* THE TASK *
Look through the records that follow. Copy every line containing the word "Army".

* Data entries for graphics *
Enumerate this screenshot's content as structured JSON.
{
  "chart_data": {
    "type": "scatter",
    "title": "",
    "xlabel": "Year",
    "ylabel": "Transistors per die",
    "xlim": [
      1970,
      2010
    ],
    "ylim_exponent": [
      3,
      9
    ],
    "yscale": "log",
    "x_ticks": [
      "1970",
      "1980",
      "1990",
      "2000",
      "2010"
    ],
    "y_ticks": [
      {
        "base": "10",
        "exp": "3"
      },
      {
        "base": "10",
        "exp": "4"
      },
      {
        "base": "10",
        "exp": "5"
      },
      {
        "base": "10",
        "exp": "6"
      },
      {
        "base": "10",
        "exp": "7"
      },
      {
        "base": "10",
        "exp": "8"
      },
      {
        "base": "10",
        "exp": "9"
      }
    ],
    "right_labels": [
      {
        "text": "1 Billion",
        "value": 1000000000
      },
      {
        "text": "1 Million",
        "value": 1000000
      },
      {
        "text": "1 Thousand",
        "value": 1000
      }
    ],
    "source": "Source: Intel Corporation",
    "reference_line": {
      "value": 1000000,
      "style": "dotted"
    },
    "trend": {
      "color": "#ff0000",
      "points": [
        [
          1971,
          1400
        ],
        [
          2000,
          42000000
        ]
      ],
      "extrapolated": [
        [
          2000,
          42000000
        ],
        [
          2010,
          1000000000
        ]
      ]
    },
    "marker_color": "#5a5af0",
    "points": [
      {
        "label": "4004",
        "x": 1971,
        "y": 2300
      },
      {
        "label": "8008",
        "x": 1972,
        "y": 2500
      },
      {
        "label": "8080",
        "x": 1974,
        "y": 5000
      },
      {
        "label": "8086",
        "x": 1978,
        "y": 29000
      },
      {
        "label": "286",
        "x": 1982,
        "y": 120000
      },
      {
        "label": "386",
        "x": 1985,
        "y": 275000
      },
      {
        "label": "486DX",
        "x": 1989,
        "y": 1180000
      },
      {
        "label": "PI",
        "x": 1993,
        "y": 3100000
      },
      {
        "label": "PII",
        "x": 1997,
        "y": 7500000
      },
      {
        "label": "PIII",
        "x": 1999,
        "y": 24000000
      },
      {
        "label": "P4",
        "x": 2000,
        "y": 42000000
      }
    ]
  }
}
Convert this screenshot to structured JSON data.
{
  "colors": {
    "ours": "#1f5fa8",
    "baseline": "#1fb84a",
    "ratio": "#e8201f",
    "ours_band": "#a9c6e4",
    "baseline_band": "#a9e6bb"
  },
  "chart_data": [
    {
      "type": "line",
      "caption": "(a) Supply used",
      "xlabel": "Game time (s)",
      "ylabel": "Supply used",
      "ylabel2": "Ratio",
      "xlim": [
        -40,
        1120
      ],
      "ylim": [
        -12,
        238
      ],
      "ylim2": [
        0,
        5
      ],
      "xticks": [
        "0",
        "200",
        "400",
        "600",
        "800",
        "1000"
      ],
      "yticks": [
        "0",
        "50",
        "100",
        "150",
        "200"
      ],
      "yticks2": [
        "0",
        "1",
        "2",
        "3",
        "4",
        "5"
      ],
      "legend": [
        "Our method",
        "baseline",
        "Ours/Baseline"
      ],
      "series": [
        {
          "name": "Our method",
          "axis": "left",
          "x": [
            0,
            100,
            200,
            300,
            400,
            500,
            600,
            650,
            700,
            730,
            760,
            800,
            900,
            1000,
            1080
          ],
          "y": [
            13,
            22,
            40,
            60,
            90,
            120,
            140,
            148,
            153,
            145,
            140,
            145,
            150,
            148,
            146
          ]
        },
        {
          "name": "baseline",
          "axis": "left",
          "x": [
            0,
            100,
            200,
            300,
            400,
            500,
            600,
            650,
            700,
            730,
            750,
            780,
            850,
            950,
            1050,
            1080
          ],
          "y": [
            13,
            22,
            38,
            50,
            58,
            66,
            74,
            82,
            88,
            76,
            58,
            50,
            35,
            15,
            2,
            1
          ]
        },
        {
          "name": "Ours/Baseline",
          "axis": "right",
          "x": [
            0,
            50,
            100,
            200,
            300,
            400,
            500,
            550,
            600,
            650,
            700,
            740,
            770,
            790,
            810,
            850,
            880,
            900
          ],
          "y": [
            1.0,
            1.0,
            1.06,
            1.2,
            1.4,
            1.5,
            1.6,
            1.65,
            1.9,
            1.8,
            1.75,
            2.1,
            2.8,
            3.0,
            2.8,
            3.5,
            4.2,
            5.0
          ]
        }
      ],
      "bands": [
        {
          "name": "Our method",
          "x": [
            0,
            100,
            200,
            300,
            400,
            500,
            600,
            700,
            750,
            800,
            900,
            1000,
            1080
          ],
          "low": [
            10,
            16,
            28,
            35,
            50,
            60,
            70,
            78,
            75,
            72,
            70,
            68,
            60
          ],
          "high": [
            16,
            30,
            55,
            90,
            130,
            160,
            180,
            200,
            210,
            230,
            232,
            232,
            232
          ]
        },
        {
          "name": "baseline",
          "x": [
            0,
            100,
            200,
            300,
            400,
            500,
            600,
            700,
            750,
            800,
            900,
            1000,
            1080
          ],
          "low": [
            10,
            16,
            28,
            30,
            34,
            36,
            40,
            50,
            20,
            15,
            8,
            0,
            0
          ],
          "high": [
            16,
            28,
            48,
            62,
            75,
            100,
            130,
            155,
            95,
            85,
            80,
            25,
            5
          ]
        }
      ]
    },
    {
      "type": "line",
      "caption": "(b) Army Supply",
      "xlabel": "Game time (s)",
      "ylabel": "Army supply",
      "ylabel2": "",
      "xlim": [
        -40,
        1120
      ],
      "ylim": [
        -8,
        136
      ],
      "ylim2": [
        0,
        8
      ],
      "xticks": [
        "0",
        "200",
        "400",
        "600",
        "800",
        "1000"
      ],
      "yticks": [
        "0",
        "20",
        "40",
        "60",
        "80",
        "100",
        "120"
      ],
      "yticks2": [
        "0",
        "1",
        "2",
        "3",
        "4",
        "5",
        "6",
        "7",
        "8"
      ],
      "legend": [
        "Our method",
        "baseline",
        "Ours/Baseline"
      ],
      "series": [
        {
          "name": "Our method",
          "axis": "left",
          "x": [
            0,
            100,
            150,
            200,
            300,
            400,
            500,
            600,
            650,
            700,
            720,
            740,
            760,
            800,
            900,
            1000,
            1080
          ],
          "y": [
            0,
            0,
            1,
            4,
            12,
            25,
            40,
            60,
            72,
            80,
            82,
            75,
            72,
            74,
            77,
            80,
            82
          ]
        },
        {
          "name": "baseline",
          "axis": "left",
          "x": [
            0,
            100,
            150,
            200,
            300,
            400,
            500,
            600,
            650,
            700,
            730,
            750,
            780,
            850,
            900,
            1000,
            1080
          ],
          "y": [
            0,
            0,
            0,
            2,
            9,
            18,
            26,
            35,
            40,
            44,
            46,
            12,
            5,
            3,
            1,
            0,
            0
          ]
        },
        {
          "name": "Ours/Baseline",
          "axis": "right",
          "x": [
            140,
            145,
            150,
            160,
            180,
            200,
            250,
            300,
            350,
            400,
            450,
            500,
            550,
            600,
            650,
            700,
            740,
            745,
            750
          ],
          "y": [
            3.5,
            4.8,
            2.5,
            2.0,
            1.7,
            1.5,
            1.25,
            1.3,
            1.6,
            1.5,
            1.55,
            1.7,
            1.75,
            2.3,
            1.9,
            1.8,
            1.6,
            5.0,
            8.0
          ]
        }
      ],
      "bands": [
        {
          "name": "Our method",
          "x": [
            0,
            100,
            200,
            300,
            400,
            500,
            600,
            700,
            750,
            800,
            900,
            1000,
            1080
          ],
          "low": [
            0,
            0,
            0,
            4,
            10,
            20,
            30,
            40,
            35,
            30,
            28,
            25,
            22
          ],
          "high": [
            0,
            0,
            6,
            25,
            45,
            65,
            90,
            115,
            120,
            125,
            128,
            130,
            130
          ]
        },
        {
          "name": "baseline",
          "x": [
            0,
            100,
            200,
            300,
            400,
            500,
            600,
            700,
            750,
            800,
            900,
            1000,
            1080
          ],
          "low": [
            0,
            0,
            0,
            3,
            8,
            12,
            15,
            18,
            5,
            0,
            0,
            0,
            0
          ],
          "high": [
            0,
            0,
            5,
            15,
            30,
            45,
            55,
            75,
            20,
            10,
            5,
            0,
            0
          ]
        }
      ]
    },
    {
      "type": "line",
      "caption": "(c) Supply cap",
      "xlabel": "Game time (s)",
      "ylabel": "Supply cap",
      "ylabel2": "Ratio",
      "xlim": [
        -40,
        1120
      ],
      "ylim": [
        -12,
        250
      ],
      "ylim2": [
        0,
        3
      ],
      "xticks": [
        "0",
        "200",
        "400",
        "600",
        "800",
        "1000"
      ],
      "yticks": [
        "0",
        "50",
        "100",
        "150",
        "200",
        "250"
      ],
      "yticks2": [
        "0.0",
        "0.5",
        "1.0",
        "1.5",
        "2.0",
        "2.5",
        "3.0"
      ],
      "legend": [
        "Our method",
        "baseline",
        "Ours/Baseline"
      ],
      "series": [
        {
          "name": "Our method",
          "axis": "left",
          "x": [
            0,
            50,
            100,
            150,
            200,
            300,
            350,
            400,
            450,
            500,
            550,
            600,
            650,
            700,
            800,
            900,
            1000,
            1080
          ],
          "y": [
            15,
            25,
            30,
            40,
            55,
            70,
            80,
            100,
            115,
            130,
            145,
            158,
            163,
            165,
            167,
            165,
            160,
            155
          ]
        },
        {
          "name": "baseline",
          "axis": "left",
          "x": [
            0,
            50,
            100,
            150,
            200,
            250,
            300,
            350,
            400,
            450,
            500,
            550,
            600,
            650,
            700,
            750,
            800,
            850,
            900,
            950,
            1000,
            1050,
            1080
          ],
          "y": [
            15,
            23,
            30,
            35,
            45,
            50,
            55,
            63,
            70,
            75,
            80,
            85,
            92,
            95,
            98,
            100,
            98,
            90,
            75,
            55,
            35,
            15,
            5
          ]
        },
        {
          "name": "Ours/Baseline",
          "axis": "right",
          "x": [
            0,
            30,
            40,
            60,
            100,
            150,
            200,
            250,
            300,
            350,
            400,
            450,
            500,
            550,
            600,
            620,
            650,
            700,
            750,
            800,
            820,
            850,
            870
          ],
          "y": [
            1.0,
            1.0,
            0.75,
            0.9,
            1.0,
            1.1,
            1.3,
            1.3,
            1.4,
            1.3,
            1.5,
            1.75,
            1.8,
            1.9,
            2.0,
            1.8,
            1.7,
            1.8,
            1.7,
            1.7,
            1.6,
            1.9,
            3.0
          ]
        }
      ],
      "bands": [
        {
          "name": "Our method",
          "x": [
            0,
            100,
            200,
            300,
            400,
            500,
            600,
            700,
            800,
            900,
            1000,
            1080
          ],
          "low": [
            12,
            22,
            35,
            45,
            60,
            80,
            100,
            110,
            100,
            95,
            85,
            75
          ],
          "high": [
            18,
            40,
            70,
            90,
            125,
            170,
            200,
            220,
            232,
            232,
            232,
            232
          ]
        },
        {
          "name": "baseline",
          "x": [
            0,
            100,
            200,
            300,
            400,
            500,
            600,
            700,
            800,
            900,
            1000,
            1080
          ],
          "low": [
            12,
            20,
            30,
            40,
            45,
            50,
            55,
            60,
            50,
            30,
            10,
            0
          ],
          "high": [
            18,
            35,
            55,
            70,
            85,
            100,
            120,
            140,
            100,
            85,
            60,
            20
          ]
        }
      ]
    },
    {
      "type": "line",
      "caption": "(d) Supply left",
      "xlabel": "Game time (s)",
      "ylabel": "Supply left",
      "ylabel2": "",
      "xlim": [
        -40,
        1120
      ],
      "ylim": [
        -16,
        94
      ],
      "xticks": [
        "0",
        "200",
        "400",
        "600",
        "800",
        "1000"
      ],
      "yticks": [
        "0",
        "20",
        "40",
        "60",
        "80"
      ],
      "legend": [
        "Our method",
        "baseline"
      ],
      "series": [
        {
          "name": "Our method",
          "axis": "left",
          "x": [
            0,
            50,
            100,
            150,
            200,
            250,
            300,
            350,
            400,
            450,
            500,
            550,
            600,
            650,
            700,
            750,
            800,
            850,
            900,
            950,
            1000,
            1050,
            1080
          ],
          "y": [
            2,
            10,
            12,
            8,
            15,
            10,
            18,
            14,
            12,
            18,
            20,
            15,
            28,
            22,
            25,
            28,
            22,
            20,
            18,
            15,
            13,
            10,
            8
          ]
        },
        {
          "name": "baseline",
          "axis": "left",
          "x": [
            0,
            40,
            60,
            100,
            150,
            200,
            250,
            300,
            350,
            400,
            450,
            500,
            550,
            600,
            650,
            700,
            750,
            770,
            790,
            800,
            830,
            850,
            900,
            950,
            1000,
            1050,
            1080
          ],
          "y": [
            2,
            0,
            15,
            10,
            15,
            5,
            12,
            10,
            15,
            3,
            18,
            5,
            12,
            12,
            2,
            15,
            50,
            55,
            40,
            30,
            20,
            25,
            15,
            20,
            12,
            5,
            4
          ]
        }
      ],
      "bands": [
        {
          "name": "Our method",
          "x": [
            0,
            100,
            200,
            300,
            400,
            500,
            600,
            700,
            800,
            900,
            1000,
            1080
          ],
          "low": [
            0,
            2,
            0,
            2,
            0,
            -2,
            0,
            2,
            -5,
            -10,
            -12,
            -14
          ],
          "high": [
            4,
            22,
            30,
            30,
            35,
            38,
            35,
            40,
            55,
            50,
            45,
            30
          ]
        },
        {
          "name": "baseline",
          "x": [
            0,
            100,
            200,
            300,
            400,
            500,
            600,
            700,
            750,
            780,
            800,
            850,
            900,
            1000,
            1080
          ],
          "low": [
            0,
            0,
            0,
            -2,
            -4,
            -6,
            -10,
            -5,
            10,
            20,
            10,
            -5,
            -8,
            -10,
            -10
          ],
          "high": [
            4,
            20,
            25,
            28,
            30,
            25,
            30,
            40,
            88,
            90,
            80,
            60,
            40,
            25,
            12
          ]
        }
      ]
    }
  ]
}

* COMPLETED EXERCISE *
      "caption": "(b) Army Supply",
      "ylabel": "Army supply",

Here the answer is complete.